THE DATA:
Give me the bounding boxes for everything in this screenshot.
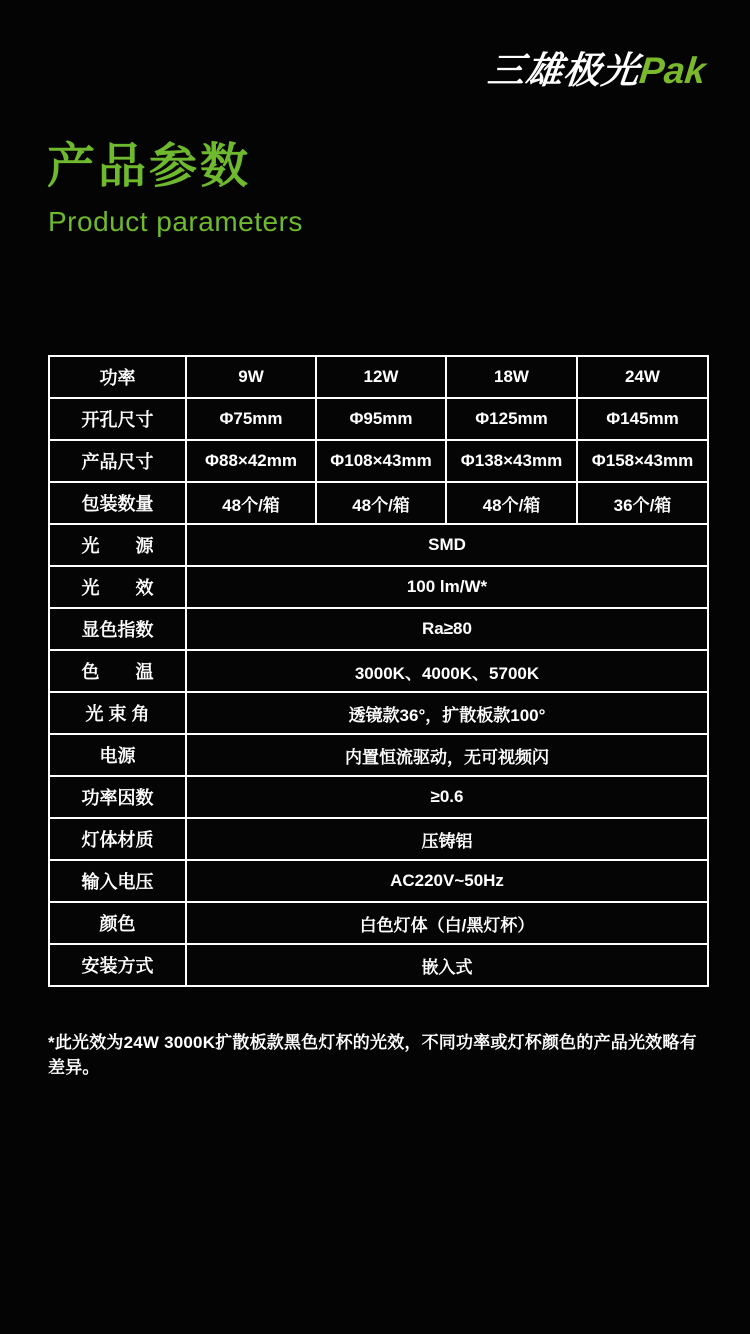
cell-value: 18W <box>446 356 577 398</box>
cell-value: 内置恒流驱动，无可视频闪 <box>186 734 708 776</box>
table-row-installation: 安装方式 嵌入式 <box>49 944 708 986</box>
cell-value: 嵌入式 <box>186 944 708 986</box>
table-row-color-temperature: 色 温 3000K、4000K、5700K <box>49 650 708 692</box>
row-label: 颜色 <box>49 902 186 944</box>
table-row-power: 功率 9W 12W 18W 24W <box>49 356 708 398</box>
cell-value: Φ108×43mm <box>316 440 446 482</box>
table-row-cri: 显色指数 Ra≥80 <box>49 608 708 650</box>
table-row-power-supply: 电源 内置恒流驱动，无可视频闪 <box>49 734 708 776</box>
table-row-light-source: 光 源 SMD <box>49 524 708 566</box>
table-row-input-voltage: 输入电压 AC220V~50Hz <box>49 860 708 902</box>
cell-value: 9W <box>186 356 316 398</box>
row-label: 开孔尺寸 <box>49 398 186 440</box>
footnote-text: *此光效为24W 3000K扩散板款黑色灯杯的光效，不同功率或灯杯颜色的产品光效… <box>48 1028 708 1078</box>
page-title: 产品参数 <box>47 141 251 194</box>
cell-value: 24W <box>577 356 708 398</box>
cell-value: 36个/箱 <box>577 482 708 524</box>
row-label: 光 效 <box>49 566 186 608</box>
cell-value: Φ88×42mm <box>186 440 316 482</box>
row-label: 显色指数 <box>49 608 186 650</box>
row-label: 输入电压 <box>49 860 186 902</box>
cell-value: Φ125mm <box>446 398 577 440</box>
cell-value: AC220V~50Hz <box>186 860 708 902</box>
brand-logo: 三雄极光Pak <box>485 40 709 94</box>
cell-value: Φ138×43mm <box>446 440 577 482</box>
cell-value: 48个/箱 <box>446 482 577 524</box>
cell-value: SMD <box>186 524 708 566</box>
page-subtitle: Product parameters <box>48 206 303 238</box>
cell-value: 压铸铝 <box>186 818 708 860</box>
row-label: 光 束 角 <box>49 692 186 734</box>
row-label: 光 源 <box>49 524 186 566</box>
row-label: 产品尺寸 <box>49 440 186 482</box>
row-label: 功率 <box>49 356 186 398</box>
table-row-product-size: 产品尺寸 Φ88×42mm Φ108×43mm Φ138×43mm Φ158×4… <box>49 440 708 482</box>
product-parameters-page: 三雄极光Pak 产品参数 Product parameters 功率 9W 12… <box>0 0 750 1334</box>
cell-value: 100 lm/W* <box>186 566 708 608</box>
row-label: 功率因数 <box>49 776 186 818</box>
cell-value: Φ75mm <box>186 398 316 440</box>
cell-value: ≥0.6 <box>186 776 708 818</box>
cell-value: 3000K、4000K、5700K <box>186 650 708 692</box>
brand-logo-latin: Pak <box>638 50 708 91</box>
table-row-power-factor: 功率因数 ≥0.6 <box>49 776 708 818</box>
brand-logo-chinese: 三雄极光 <box>486 50 642 91</box>
table-row-packing-qty: 包装数量 48个/箱 48个/箱 48个/箱 36个/箱 <box>49 482 708 524</box>
cell-value: Φ158×43mm <box>577 440 708 482</box>
cell-value: Φ95mm <box>316 398 446 440</box>
cell-value: 白色灯体（白/黑灯杯） <box>186 902 708 944</box>
cell-value: Ra≥80 <box>186 608 708 650</box>
spec-table: 功率 9W 12W 18W 24W 开孔尺寸 Φ75mm Φ95mm Φ125m… <box>48 355 709 987</box>
cell-value: 12W <box>316 356 446 398</box>
row-label: 色 温 <box>49 650 186 692</box>
cell-value: 透镜款36°，扩散板款100° <box>186 692 708 734</box>
table-row-beam-angle: 光 束 角 透镜款36°，扩散板款100° <box>49 692 708 734</box>
cell-value: Φ145mm <box>577 398 708 440</box>
row-label: 灯体材质 <box>49 818 186 860</box>
table-row-color: 颜色 白色灯体（白/黑灯杯） <box>49 902 708 944</box>
table-row-cutout-size: 开孔尺寸 Φ75mm Φ95mm Φ125mm Φ145mm <box>49 398 708 440</box>
cell-value: 48个/箱 <box>186 482 316 524</box>
table-row-body-material: 灯体材质 压铸铝 <box>49 818 708 860</box>
cell-value: 48个/箱 <box>316 482 446 524</box>
table-row-luminous-efficacy: 光 效 100 lm/W* <box>49 566 708 608</box>
row-label: 电源 <box>49 734 186 776</box>
row-label: 安装方式 <box>49 944 186 986</box>
row-label: 包装数量 <box>49 482 186 524</box>
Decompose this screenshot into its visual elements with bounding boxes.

WRITTEN PROBLEM:
In the entries, rewrite the lines from the one containing "cell-value: 18W <box>446 356 577 398</box>" through the one containing "table-row-power-supply: 电源 内置恒流驱动，无可视频闪", replacing "嵌入式" with "吸顶式" and leaving everything else unchanged. Give only those lines.

ANSWER IN FULL:
cell-value: 18W <box>446 356 577 398</box>
cell-value: 内置恒流驱动，无可视频闪 <box>186 734 708 776</box>
table-row-installation: 安装方式 吸顶式 <box>49 944 708 986</box>
cell-value: 吸顶式 <box>186 944 708 986</box>
table-row-color-temperature: 色 温 3000K、4000K、5700K <box>49 650 708 692</box>
row-label: 颜色 <box>49 902 186 944</box>
table-row-power: 功率 9W 12W 18W 24W <box>49 356 708 398</box>
cell-value: Φ108×43mm <box>316 440 446 482</box>
table-row-cri: 显色指数 Ra≥80 <box>49 608 708 650</box>
table-row-power-supply: 电源 内置恒流驱动，无可视频闪 <box>49 734 708 776</box>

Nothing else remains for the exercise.